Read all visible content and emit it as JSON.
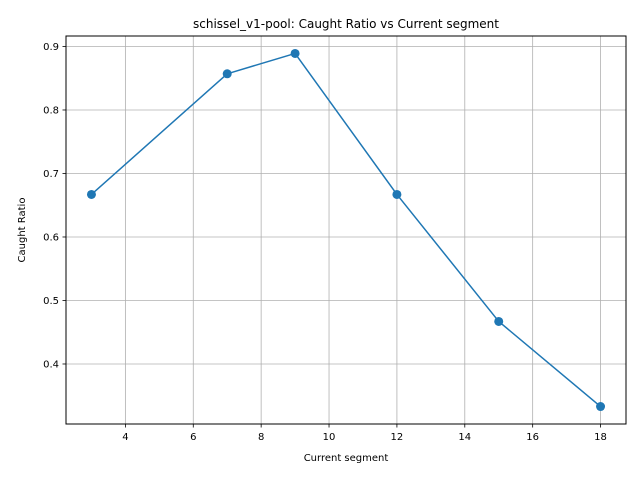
{
  "chart_data": {
    "type": "line",
    "title": "schissel_v1-pool: Caught Ratio vs Current segment",
    "xlabel": "Current segment",
    "ylabel": "Caught Ratio",
    "x": [
      3,
      7,
      9,
      12,
      15,
      18
    ],
    "series": [
      {
        "values": [
          0.667,
          0.857,
          0.889,
          0.667,
          0.467,
          0.333
        ],
        "color": "#1f77b4",
        "marker": "circle"
      }
    ],
    "xlim": [
      2.25,
      18.75
    ],
    "ylim": [
      0.3055,
      0.9165
    ],
    "xticks": [
      4,
      6,
      8,
      10,
      12,
      14,
      16,
      18
    ],
    "yticks": [
      0.4,
      0.5,
      0.6,
      0.7,
      0.8,
      0.9
    ],
    "ytick_labels": [
      "0.4",
      "0.5",
      "0.6",
      "0.7",
      "0.8",
      "0.9"
    ],
    "grid": true,
    "legend": "none"
  }
}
□ □ □ □ □ □ □
Goal: Copy in full each line that holds the word "Caught".

Exercise response:
    "title": "schissel_v1-pool: Caught Ratio vs Current segment",
    "ylabel": "Caught Ratio",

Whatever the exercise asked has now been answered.